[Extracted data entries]
----------------

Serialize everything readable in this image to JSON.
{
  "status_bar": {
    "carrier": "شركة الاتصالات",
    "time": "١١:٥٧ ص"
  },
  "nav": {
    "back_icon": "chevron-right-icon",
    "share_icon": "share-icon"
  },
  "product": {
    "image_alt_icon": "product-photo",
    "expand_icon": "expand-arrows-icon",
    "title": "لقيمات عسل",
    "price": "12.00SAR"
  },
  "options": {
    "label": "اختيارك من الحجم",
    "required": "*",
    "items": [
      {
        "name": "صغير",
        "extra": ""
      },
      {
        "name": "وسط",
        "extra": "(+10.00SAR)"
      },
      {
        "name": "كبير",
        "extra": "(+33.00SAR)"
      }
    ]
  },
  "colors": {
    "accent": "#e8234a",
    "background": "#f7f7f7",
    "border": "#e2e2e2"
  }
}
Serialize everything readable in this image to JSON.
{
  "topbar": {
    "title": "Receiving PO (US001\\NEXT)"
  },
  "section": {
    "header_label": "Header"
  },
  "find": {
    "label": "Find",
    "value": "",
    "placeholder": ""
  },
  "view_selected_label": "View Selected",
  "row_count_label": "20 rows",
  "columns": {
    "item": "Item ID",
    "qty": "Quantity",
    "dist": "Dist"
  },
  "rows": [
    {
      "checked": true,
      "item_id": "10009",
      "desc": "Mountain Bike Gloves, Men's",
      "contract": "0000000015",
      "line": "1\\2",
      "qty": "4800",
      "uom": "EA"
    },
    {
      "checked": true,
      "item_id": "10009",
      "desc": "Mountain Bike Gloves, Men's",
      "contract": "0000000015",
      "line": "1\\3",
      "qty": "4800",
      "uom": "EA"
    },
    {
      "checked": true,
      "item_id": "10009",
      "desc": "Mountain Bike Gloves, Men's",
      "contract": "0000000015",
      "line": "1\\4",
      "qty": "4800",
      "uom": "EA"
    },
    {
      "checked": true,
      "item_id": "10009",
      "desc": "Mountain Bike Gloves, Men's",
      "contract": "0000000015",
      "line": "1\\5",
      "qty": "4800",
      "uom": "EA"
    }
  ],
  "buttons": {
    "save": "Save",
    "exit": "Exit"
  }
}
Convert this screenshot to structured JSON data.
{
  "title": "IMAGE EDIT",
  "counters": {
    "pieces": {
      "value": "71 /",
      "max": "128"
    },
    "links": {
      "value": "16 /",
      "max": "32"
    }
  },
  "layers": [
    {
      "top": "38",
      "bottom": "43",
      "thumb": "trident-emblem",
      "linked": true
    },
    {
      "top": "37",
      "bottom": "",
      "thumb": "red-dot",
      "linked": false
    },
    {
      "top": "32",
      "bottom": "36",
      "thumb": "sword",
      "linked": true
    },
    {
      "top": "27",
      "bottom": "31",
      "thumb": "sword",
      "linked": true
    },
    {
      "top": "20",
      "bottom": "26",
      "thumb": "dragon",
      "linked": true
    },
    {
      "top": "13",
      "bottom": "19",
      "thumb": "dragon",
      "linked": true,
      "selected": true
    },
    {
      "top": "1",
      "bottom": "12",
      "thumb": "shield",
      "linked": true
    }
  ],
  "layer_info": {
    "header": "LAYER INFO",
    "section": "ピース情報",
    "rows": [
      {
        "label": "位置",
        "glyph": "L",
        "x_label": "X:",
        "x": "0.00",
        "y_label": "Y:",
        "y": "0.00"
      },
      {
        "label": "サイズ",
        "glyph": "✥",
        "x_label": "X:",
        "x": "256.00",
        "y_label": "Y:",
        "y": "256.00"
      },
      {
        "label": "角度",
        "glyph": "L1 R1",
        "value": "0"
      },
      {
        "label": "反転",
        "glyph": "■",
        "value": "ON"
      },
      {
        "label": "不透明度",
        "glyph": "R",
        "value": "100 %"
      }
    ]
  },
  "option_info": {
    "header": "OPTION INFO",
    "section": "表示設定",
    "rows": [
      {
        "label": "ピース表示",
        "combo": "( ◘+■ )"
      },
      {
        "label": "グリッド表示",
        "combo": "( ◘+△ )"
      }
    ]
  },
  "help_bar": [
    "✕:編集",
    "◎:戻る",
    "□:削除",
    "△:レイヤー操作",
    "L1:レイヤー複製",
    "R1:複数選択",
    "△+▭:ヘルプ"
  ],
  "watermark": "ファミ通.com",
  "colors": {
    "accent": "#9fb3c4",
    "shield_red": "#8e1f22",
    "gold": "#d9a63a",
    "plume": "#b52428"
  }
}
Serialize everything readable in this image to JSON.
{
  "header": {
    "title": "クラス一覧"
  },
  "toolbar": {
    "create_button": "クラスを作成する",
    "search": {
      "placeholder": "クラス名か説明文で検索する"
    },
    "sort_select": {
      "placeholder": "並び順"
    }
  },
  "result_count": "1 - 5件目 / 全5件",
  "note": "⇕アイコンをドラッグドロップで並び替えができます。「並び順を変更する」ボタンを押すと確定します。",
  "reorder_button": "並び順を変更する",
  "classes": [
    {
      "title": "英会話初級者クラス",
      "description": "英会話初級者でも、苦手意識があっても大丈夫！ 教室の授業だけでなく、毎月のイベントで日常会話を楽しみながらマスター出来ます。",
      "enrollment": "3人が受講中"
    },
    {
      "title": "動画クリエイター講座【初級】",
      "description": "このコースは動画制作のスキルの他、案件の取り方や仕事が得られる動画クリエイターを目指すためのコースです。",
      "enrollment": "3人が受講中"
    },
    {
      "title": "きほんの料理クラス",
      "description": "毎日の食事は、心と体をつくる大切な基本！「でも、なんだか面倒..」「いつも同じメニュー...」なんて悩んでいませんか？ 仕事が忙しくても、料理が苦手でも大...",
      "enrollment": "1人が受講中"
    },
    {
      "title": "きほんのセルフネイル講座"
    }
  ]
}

----------------

> **WORK TO COMPLETE**:
Using the entries above, please restate each one word for word.

> **WRITTEN ANSWER**:
Serialize everything readable in this image to JSON.
{
  "status_bar": {
    "carrier": "شركة الاتصالات",
    "time": "١١:٥٧ ص"
  },
  "nav": {
    "back_icon": "chevron-right-icon",
    "share_icon": "share-icon"
  },
  "product": {
    "image_alt_icon": "product-photo",
    "expand_icon": "expand-arrows-icon",
    "title": "لقيمات عسل",
    "price": "12.00SAR"
  },
  "options": {
    "label": "اختيارك من الحجم",
    "required": "*",
    "items": [
      {
        "name": "صغير",
        "extra": ""
      },
      {
        "name": "وسط",
        "extra": "(+10.00SAR)"
      },
      {
        "name": "كبير",
        "extra": "(+33.00SAR)"
      }
    ]
  },
  "colors": {
    "accent": "#e8234a",
    "background": "#f7f7f7",
    "border": "#e2e2e2"
  }
}
Serialize everything readable in this image to JSON.
{
  "topbar": {
    "title": "Receiving PO (US001\\NEXT)"
  },
  "section": {
    "header_label": "Header"
  },
  "find": {
    "label": "Find",
    "value": "",
    "placeholder": ""
  },
  "view_selected_label": "View Selected",
  "row_count_label": "20 rows",
  "columns": {
    "item": "Item ID",
    "qty": "Quantity",
    "dist": "Dist"
  },
  "rows": [
    {
      "checked": true,
      "item_id": "10009",
      "desc": "Mountain Bike Gloves, Men's",
      "contract": "0000000015",
      "line": "1\\2",
      "qty": "4800",
      "uom": "EA"
    },
    {
      "checked": true,
      "item_id": "10009",
      "desc": "Mountain Bike Gloves, Men's",
      "contract": "0000000015",
      "line": "1\\3",
      "qty": "4800",
      "uom": "EA"
    },
    {
      "checked": true,
      "item_id": "10009",
      "desc": "Mountain Bike Gloves, Men's",
      "contract": "0000000015",
      "line": "1\\4",
      "qty": "4800",
      "uom": "EA"
    },
    {
      "checked": true,
      "item_id": "10009",
      "desc": "Mountain Bike Gloves, Men's",
      "contract": "0000000015",
      "line": "1\\5",
      "qty": "4800",
      "uom": "EA"
    }
  ],
  "buttons": {
    "save": "Save",
    "exit": "Exit"
  }
}
Convert this screenshot to structured JSON data.
{
  "title": "IMAGE EDIT",
  "counters": {
    "pieces": {
      "value": "71 /",
      "max": "128"
    },
    "links": {
      "value": "16 /",
      "max": "32"
    }
  },
  "layers": [
    {
      "top": "38",
      "bottom": "43",
      "thumb": "trident-emblem",
      "linked": true
    },
    {
      "top": "37",
      "bottom": "",
      "thumb": "red-dot",
      "linked": false
    },
    {
      "top": "32",
      "bottom": "36",
      "thumb": "sword",
      "linked": true
    },
    {
      "top": "27",
      "bottom": "31",
      "thumb": "sword",
      "linked": true
    },
    {
      "top": "20",
      "bottom": "26",
      "thumb": "dragon",
      "linked": true
    },
    {
      "top": "13",
      "bottom": "19",
      "thumb": "dragon",
      "linked": true,
      "selected": true
    },
    {
      "top": "1",
      "bottom": "12",
      "thumb": "shield",
      "linked": true
    }
  ],
  "layer_info": {
    "header": "LAYER INFO",
    "section": "ピース情報",
    "rows": [
      {
        "label": "位置",
        "glyph": "L",
        "x_label": "X:",
        "x": "0.00",
        "y_label": "Y:",
        "y": "0.00"
      },
      {
        "label": "サイズ",
        "glyph": "✥",
        "x_label": "X:",
        "x": "256.00",
        "y_label": "Y:",
        "y": "256.00"
      },
      {
        "label": "角度",
        "glyph": "L1 R1",
        "value": "0"
      },
      {
        "label": "反転",
        "glyph": "■",
        "value": "ON"
      },
      {
        "label": "不透明度",
        "glyph": "R",
        "value": "100 %"
      }
    ]
  },
  "option_info": {
    "header": "OPTION INFO",
    "section": "表示設定",
    "rows": [
      {
        "label": "ピース表示",
        "combo": "( ◘+■ )"
      },
      {
        "label": "グリッド表示",
        "combo": "( ◘+△ )"
      }
    ]
  },
  "help_bar": [
    "✕:編集",
    "◎:戻る",
    "□:削除",
    "△:レイヤー操作",
    "L1:レイヤー複製",
    "R1:複数選択",
    "△+▭:ヘルプ"
  ],
  "watermark": "ファミ通.com",
  "colors": {
    "accent": "#9fb3c4",
    "shield_red": "#8e1f22",
    "gold": "#d9a63a",
    "plume": "#b52428"
  }
}
Serialize everything readable in this image to JSON.
{
  "header": {
    "title": "クラス一覧"
  },
  "toolbar": {
    "create_button": "クラスを作成する",
    "search": {
      "placeholder": "クラス名か説明文で検索する"
    },
    "sort_select": {
      "placeholder": "並び順"
    }
  },
  "result_count": "1 - 5件目 / 全5件",
  "note": "⇕アイコンをドラッグドロップで並び替えができます。「並び順を変更する」ボタンを押すと確定します。",
  "reorder_button": "並び順を変更する",
  "classes": [
    {
      "title": "英会話初級者クラス",
      "description": "英会話初級者でも、苦手意識があっても大丈夫！ 教室の授業だけでなく、毎月のイベントで日常会話を楽しみながらマスター出来ます。",
      "enrollment": "3人が受講中"
    },
    {
      "title": "動画クリエイター講座【初級】",
      "description": "このコースは動画制作のスキルの他、案件の取り方や仕事が得られる動画クリエイターを目指すためのコースです。",
      "enrollment": "3人が受講中"
    },
    {
      "title": "きほんの料理クラス",
      "description": "毎日の食事は、心と体をつくる大切な基本！「でも、なんだか面倒..」「いつも同じメニュー...」なんて悩んでいませんか？ 仕事が忙しくても、料理が苦手でも大...",
      "enrollment": "1人が受講中"
    },
    {
      "title": "きほんのセルフネイル講座"
    }
  ]
}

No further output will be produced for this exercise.